-- start Selected excerpt --
In response to a Reuters comment request, the Kremlin said:


“There were no recommendations from the Kremlin to the media. There are a lot of myths and fakes circulating around Prigozhin and Wagner.”

Prigozhin, a 61-year-old ex-convict, has grabbed headlines in recent months after he disclosed following years of denials that he had founded the private military group which is active in Ukraine, Africa and the Middle East.

Bolstered by thousands of convicts, his forces have spearheaded attacks in eastern Ukraine during what Moscow calls its “special military operation” though have taken heavy casualties in the process.

Prigozhin has publicly criticized the defense ministry over its own tactics amid signs that the Kremlin is moving to curb what it sees as his excessive political clout.

On Saturday, Grey Zone, a social media channel associated with Wagner, published what looked like a leaked guidance document for state media from the Kremlin.

It advised recipients to stop mentioning Prigozhin or Wagner and suggested generic phrases to describe his forces instead, which some state media regularly use.

Former Kremlin adviser Sergei Markov told Reuters he had been requested not to promote the mercenary leader.

“They underlined that 'we don't ban you but it's better not to do it',” he said, declining to identify who “they” were.
-- end Selected excerpt --
-- start Data entries --
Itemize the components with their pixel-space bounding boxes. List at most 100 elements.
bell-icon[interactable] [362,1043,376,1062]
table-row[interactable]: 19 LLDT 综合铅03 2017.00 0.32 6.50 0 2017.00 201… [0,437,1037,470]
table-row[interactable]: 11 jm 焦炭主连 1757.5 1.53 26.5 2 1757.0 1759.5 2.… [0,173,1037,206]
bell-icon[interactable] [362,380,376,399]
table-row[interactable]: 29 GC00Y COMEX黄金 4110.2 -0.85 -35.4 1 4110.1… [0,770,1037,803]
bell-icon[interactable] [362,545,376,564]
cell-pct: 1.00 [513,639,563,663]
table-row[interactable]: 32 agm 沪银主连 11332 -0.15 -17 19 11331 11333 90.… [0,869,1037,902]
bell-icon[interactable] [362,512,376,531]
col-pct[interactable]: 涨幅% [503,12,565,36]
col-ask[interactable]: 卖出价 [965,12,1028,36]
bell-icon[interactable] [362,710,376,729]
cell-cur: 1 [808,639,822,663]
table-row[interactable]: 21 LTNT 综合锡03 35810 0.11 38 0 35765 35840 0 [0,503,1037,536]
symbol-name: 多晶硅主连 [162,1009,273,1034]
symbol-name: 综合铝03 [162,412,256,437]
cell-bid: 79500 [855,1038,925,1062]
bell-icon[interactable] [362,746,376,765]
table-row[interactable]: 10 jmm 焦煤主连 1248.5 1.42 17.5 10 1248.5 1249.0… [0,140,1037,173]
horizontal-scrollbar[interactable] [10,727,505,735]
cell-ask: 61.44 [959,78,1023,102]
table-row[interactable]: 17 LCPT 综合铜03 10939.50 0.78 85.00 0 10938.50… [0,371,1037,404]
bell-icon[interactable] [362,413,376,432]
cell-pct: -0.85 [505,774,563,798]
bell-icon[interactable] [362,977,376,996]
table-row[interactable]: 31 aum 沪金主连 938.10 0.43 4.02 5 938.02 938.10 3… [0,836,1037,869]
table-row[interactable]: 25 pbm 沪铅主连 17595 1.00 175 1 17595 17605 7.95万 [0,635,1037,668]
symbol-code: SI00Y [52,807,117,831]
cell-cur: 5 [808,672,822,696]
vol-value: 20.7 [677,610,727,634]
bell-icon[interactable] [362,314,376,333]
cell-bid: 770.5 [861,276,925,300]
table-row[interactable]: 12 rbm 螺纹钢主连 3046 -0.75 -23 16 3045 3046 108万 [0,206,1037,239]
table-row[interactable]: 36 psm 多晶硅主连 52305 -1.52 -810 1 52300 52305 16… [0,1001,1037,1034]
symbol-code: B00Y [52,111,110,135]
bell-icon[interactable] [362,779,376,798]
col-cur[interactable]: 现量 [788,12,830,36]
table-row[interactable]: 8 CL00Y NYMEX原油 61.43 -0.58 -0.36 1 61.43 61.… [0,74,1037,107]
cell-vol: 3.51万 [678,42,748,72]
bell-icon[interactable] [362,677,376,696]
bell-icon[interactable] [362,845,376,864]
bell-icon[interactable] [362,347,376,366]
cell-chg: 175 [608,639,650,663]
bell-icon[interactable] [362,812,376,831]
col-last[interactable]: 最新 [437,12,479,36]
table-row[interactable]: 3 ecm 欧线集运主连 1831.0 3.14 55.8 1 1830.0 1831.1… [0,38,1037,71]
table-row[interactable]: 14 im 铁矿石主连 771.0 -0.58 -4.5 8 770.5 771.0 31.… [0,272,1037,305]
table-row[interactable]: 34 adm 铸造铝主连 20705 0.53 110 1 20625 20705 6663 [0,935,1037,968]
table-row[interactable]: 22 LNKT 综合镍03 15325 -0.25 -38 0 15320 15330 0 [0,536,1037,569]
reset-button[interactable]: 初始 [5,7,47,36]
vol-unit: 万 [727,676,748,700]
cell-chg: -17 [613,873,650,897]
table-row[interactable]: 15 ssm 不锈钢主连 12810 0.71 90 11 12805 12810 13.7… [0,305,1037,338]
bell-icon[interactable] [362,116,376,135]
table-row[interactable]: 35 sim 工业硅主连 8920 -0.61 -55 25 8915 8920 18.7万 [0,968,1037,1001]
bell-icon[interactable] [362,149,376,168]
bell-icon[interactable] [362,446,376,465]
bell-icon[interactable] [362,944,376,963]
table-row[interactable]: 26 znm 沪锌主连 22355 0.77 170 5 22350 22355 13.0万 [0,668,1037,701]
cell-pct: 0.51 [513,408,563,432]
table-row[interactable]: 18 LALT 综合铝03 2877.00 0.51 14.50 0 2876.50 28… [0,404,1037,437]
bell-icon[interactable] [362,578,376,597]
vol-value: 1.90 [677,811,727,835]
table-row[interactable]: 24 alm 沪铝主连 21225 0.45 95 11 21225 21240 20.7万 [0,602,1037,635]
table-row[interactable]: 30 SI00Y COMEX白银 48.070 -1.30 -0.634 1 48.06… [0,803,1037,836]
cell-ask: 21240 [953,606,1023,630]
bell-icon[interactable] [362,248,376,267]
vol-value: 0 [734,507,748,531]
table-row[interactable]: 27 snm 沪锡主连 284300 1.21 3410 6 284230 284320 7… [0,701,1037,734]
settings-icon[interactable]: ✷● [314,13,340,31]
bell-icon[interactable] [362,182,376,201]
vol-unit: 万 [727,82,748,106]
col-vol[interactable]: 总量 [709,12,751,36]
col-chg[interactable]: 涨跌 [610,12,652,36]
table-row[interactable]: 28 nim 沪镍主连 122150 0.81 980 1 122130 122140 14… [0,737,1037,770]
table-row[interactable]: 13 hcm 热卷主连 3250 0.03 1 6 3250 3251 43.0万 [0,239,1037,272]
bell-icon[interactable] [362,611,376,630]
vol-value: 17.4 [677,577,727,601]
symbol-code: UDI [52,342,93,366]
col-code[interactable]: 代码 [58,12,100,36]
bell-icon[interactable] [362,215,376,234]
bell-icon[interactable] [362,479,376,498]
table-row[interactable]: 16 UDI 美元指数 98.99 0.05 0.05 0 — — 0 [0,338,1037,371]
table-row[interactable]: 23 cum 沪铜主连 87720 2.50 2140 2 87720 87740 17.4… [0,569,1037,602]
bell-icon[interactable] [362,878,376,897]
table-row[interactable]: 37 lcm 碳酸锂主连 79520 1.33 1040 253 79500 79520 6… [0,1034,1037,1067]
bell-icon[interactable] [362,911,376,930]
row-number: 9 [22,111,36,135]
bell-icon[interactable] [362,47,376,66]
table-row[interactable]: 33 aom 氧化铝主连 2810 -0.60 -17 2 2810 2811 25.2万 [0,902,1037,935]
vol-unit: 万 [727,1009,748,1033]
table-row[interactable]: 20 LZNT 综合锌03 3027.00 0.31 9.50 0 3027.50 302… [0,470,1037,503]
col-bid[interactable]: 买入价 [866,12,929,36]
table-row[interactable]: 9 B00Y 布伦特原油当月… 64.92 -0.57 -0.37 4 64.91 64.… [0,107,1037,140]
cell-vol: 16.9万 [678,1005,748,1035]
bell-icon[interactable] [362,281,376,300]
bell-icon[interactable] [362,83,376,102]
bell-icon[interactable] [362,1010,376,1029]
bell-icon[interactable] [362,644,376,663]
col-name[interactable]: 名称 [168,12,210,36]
-- end Data entries --
■ Request A:
Edit the part of the excerpt on Prigozhin and Wagner that opens with the words containing "Prigozhin, a 61-year-old" and closes with "the Middle East.", replacing "private military group" with "mercenary company".
■ Request B:
Pick up the excerpt on Prigozhin and Wagner after its last sentence and write what comes next.

■ Output A:
Prigozhin, a 61-year-old ex-convict, has grabbed headlines in recent months after he disclosed following years of denials that he had founded the mercenary company which is active in Ukraine, Africa and the Middle East.

■ Output B:
Prigozhin said last week he had been stripped of the right to recruit convicts from prisons - a key pillar of his nascent influence and one which has helped his forces make small but steady gains in Ukraine.

Prigozhin complained on Wednesday, saying the prison recruitment system had been working well and that the number of Wagner units would now inevitably shrink and his group would not be able to do everything it wanted.

Markov said he believed President Vladimir Putin had told Prigozhin to halt public criticism of the army's top brass at a St Petersburg meeting around Jan. 14.

Prigozhin has moderated his criticism since, so far avoiding personal attacks while still complaining about what he calls excessive military bureaucracy.

When asked to confirm that Putin had asked Prigozhin to halt his public criticism during the St Petersburg meeting, the Kremlin left the question unanswered.